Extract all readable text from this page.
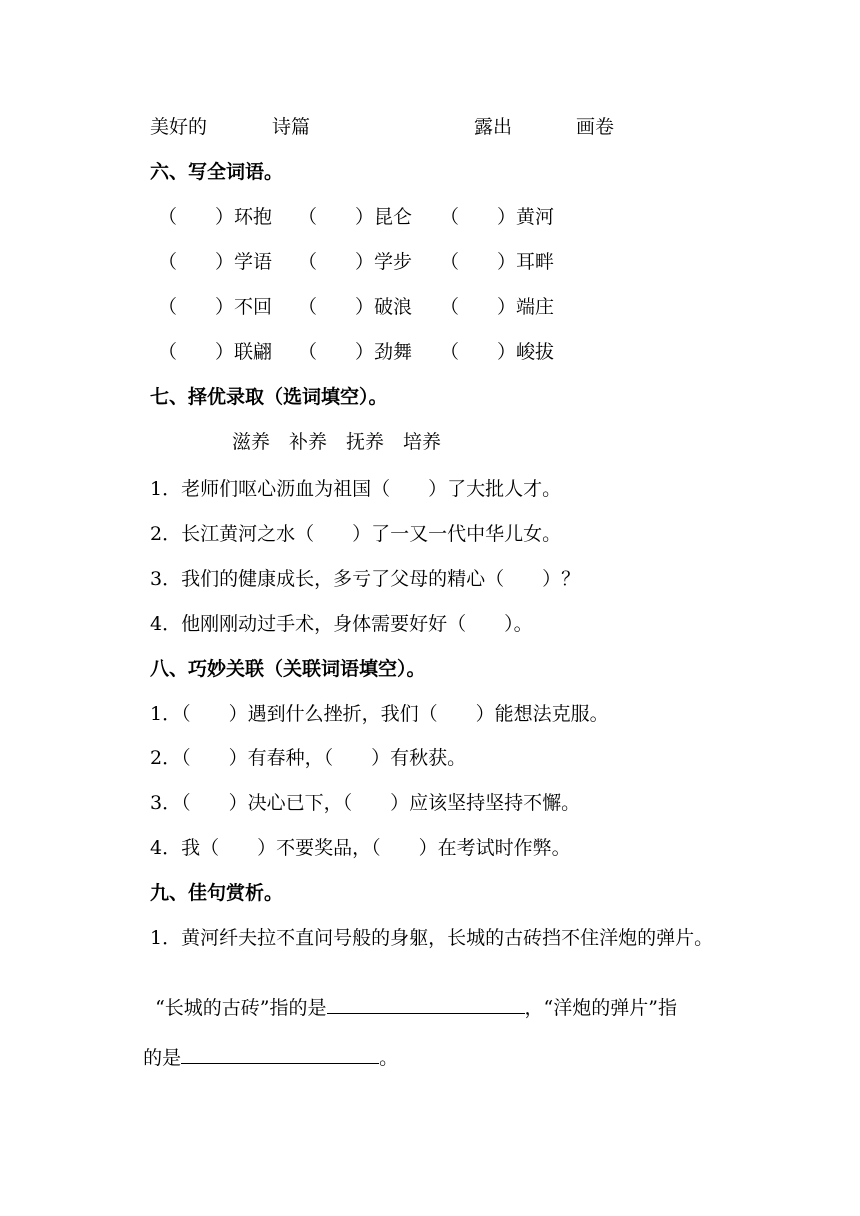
美好的	诗篇	露出	画卷
六、写全词语。
（　　）环抱 （　　）昆仑 （　　）黄河
（　　）学语 （　　）学步 （　　）耳畔
（　　）不回 （　　）破浪 （　　）端庄
（　　）联翩 （　　）劲舞 （　　）峻拔
七、择优录取（选词填空）。
滋养　补养　抚养　培养
1．老师们呕心沥血为祖国（　　）了大批人才。
2．长江黄河之水（　　）了一又一代中华儿女。
3．我们的健康成长，多亏了父母的精心（　　）？
4．他刚刚动过手术，身体需要好好（　　）。
八、巧妙关联（关联词语填空）。
1．（　　）遇到什么挫折，我们（　　）能想法克服。
2．（　　）有春种，（　　）有秋获。
3．（　　）决心已下，（　　）应该坚持坚持不懈。
4．我（　　）不要奖品，（　　）在考试时作弊。
九、佳句赏析。
1．黄河纤夫拉不直问号般的身躯，长城的古砖挡不住洋炮的弹片。

“长城的古砖”指的是	，“洋炮的弹片”指

的是	。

* * *

## Task details
Exactly reproduce the entries above, minus the pictures.

## Full response
Extract all readable text from this page.
美好的	诗篇	露出	画卷
六、写全词语。
（　　）环抱 （　　）昆仑 （　　）黄河
（　　）学语 （　　）学步 （　　）耳畔
（　　）不回 （　　）破浪 （　　）端庄
（　　）联翩 （　　）劲舞 （　　）峻拔
七、择优录取（选词填空）。
滋养　补养　抚养　培养
1．老师们呕心沥血为祖国（　　）了大批人才。
2．长江黄河之水（　　）了一又一代中华儿女。
3．我们的健康成长，多亏了父母的精心（　　）？
4．他刚刚动过手术，身体需要好好（　　）。
八、巧妙关联（关联词语填空）。
1．（　　）遇到什么挫折，我们（　　）能想法克服。
2．（　　）有春种，（　　）有秋获。
3．（　　）决心已下，（　　）应该坚持坚持不懈。
4．我（　　）不要奖品，（　　）在考试时作弊。
九、佳句赏析。
1．黄河纤夫拉不直问号般的身躯，长城的古砖挡不住洋炮的弹片。

“长城的古砖”指的是	，“洋炮的弹片”指

的是	。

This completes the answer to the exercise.